*Selected excerpt*:
┌──
The M.A. in Liberal Studies requires 30 credits or 10 three-credit courses, consisting of the following:
• two (2) Foundation courses (LST 7101 and 7102)
• seven (7) courses chosen either from the Liberal Studies course offerings or from graduate courses in other departments
• the Directed Readings capstone course (3 credits)
• the Qualifying Portfolio (see below for descriptions of the Directed Readings and the Qualifying Portfolio)

LST students begin the program with two foundational courses, one ancient and one modern. The LST Foundation courses (Ancient and Modern) serve to give incoming LST students a broad background in some of the key texts and ideas of world civilization. In addition, they provide the LST students with an introduction to the skills and expectations which are consistent with graduate level work in the humanities and social sciences.

The course numbers are:
LST 7101 Foundation Course: Ancient
LST 7102 Foundation Course: Modern

After taking the required Foundation courses, the student is free to choose twenty-one credits (seven three-credit courses, or groups of three one-credit courses) from the regular graduate course offerings found within Liberal Studies or in the other graduate departments in the humanities and social sciences at Villanova. There are almost 200 courses to choose from across the curriculum. Almost all courses are offered in the late afternoon and evening and are offered year round. To ensure a breadth of exposure to multiple disciplines, students may take no more than three courses in any one graduate department (with the exception of Liberal Studies; students may take as many Liberal Studies courses as they wish).

The final course is the Directed Readings which acts as a capstone project for the student’s program of study within Liberal Studies. See below for the full description of the Directed Readings requirement.
└──
*Direction 1*: From the Liberal Studies degree text, extract the stretch from "LST students begin" through "and social sciences.".
*Direction 2*:
Say whether each statement agrees with the Liberal Studies degree text, answering yes or no and quoting the words of the text that decide it.
(a) The degree requires 30 credits.
(b) Students may take any number of courses in a single graduate department outside Liberal Studies.
(c) Most courses are offered only during part of the year.
*Direction 3*:
Answer these questions from the Liberal Studies degree text:
(a) What is the course number of the Modern foundation course?
(b) About how many courses are there to choose from across the curriculum?
(c) What does the Directed Readings course act as?
The material that follows is separate from the Liberal Studies degree text.

*Rows*:
┌──
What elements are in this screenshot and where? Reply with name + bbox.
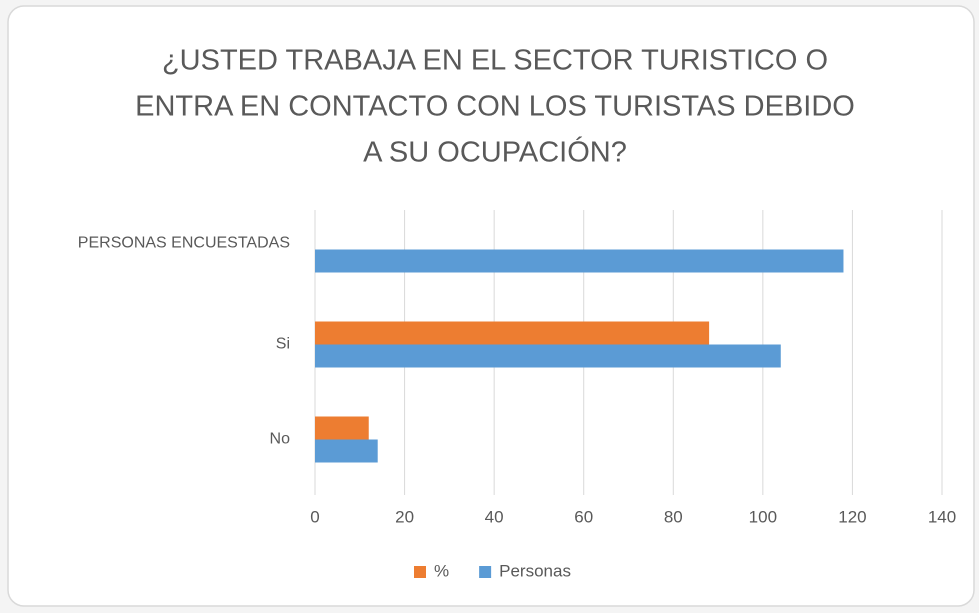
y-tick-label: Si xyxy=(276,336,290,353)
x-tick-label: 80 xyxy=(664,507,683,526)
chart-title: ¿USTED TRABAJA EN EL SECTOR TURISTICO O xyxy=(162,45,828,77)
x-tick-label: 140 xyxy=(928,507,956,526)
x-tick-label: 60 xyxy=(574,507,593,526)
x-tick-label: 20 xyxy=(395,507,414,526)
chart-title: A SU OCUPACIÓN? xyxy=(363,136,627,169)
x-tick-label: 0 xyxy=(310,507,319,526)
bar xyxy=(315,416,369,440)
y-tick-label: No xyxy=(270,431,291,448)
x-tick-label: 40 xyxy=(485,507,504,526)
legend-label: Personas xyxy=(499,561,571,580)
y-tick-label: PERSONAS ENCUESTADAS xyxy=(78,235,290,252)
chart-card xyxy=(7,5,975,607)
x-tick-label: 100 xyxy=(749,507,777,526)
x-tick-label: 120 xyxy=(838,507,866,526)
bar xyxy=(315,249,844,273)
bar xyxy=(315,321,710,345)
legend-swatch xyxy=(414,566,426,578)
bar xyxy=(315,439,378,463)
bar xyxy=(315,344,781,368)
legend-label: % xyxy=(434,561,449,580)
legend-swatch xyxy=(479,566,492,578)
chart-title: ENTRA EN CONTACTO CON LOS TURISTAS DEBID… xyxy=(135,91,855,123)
└──
*Correct result 1*:
LST students begin the program with two foundational courses, one ancient and one modern. The LST Foundation courses (Ancient and Modern) serve to give incoming LST students a broad background in some of the key texts and ideas of world civilization. In addition, they provide the LST students with an introduction to the skills and expectations which are consistent with graduate level work in the humanities and social sciences.

*Correct result 2*:
(a) Yes: "The M.A. in Liberal Studies requires 30 credits or 10 three-credit courses"
(b) No: "students may take no more than three courses in any one graduate department"
(c) No: "Almost all courses are offered in the late afternoon and evening and are offered year round."

*Correct result 3*:
(a) LST 7102
(b) Almost 200
(c) A capstone project for the student's program of study within Liberal Studies